[START EXTRACTED ENTRIES]

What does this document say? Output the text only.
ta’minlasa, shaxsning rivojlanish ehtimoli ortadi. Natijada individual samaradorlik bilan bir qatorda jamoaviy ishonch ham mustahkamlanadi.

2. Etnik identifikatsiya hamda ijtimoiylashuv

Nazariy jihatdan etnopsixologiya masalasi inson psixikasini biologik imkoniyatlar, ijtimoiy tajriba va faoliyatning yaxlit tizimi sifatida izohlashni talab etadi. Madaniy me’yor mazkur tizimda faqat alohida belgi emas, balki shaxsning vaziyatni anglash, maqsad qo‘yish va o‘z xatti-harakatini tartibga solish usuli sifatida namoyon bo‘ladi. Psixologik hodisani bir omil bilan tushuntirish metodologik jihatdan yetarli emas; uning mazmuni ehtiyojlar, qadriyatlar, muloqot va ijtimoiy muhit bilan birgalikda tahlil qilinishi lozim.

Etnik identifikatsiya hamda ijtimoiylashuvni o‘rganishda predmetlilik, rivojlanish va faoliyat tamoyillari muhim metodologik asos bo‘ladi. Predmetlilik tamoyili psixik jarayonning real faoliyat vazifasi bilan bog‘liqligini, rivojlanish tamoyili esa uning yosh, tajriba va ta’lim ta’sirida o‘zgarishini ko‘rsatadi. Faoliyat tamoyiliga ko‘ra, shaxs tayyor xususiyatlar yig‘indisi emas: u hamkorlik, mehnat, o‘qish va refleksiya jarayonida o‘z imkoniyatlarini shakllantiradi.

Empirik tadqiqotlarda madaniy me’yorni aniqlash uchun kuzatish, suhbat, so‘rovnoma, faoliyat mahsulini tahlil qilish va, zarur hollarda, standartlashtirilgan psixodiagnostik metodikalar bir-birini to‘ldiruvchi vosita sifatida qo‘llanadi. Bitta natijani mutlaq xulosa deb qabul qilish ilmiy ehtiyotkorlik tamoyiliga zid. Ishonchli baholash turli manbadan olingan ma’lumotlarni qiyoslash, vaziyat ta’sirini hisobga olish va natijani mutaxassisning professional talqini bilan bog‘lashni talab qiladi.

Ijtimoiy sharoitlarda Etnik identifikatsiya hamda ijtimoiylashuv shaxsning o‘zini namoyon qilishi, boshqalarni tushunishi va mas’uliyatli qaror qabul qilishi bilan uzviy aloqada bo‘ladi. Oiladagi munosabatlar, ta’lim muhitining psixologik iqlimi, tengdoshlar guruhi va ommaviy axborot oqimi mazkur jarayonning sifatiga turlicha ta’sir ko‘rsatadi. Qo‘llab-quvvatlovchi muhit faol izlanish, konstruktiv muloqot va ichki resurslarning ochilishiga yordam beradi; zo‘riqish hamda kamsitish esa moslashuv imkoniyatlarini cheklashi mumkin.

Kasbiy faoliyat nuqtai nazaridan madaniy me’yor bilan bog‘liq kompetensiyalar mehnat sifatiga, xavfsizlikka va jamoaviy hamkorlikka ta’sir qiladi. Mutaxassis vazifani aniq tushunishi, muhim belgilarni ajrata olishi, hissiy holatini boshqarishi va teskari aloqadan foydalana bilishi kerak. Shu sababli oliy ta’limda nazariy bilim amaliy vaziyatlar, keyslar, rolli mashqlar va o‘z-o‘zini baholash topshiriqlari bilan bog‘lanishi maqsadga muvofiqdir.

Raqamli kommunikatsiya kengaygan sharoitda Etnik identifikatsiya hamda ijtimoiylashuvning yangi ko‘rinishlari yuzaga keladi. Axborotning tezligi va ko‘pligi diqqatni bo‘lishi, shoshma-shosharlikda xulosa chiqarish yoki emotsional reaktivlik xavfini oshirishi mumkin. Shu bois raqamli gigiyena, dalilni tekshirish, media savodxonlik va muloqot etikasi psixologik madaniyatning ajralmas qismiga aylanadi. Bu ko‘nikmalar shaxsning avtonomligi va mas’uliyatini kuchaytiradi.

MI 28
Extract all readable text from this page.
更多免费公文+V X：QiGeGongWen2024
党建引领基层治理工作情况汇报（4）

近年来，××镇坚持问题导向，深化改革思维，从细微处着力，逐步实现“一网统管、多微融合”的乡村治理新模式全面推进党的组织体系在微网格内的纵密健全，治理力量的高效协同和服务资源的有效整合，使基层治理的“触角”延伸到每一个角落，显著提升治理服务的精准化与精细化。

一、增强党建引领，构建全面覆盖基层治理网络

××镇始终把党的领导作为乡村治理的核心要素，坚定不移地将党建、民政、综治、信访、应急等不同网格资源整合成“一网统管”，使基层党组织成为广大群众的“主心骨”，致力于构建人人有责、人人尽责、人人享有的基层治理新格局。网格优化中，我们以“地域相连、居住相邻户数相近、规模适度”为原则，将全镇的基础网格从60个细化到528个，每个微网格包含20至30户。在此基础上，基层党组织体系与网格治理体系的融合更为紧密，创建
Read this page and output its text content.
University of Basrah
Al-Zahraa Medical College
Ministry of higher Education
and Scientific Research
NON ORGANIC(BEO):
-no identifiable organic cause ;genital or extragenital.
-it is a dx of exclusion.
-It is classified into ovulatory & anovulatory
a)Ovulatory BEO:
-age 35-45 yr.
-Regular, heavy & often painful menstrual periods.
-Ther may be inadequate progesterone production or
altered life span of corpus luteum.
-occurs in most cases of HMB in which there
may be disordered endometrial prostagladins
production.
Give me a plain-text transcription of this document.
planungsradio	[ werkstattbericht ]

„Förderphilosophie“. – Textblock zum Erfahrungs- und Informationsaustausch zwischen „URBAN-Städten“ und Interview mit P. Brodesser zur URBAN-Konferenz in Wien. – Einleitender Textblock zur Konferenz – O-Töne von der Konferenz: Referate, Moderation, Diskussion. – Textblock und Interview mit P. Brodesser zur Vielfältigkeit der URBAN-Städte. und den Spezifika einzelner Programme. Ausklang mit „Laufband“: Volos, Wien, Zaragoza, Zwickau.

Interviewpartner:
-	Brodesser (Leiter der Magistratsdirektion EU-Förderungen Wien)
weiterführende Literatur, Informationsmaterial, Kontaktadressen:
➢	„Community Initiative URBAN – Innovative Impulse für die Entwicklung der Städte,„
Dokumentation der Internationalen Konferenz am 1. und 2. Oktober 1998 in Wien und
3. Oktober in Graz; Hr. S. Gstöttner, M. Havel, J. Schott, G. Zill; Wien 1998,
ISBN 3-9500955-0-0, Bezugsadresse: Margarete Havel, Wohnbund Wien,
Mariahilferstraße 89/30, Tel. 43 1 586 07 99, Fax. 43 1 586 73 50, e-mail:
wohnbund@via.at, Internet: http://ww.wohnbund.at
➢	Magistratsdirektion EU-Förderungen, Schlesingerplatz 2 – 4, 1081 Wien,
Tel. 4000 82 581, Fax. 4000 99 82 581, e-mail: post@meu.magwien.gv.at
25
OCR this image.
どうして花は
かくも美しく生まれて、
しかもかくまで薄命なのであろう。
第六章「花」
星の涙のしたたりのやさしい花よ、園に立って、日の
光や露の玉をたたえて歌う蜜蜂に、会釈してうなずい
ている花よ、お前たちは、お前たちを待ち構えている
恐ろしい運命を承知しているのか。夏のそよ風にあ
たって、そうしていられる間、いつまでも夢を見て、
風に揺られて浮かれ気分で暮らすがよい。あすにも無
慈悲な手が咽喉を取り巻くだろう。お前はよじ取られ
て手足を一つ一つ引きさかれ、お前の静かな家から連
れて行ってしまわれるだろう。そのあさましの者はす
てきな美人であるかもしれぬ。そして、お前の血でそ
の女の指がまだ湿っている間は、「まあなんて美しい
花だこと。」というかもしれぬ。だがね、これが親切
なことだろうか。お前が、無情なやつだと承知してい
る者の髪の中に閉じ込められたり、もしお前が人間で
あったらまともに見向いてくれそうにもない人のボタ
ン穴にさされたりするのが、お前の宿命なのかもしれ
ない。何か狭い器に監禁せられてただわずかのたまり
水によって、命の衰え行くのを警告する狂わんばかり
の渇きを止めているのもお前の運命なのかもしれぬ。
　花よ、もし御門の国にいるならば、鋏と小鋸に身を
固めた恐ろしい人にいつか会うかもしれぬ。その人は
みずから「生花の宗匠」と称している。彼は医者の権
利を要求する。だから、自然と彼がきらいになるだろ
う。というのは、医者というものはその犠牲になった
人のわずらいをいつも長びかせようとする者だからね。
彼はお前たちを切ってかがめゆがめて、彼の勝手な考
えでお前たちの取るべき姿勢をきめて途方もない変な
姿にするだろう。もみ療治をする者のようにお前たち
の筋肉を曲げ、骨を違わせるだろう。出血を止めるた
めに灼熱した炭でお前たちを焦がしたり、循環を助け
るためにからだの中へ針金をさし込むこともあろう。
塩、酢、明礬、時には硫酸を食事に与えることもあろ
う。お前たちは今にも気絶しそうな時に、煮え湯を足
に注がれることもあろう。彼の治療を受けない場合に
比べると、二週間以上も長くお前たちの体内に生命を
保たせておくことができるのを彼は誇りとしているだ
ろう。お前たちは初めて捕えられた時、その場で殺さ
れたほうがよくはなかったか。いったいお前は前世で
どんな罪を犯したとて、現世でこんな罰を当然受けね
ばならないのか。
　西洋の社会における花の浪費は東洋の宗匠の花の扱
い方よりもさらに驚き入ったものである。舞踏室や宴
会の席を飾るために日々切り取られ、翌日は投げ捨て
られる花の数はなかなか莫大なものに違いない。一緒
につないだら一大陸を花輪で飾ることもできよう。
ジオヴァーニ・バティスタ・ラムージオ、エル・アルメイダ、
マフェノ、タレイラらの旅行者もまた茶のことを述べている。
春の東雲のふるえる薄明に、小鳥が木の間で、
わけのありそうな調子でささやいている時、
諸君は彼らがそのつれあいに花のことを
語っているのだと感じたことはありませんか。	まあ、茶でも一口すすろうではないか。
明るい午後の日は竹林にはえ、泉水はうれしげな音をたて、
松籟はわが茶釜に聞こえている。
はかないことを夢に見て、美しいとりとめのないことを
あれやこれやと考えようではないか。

[END EXTRACTED ENTRIES]

*EXERCISE DETAILS*: Look through the material and copy each line that has "page".

*ANSWER IN FULL*:
Extract all readable text from this page.
Read this page and output its text content.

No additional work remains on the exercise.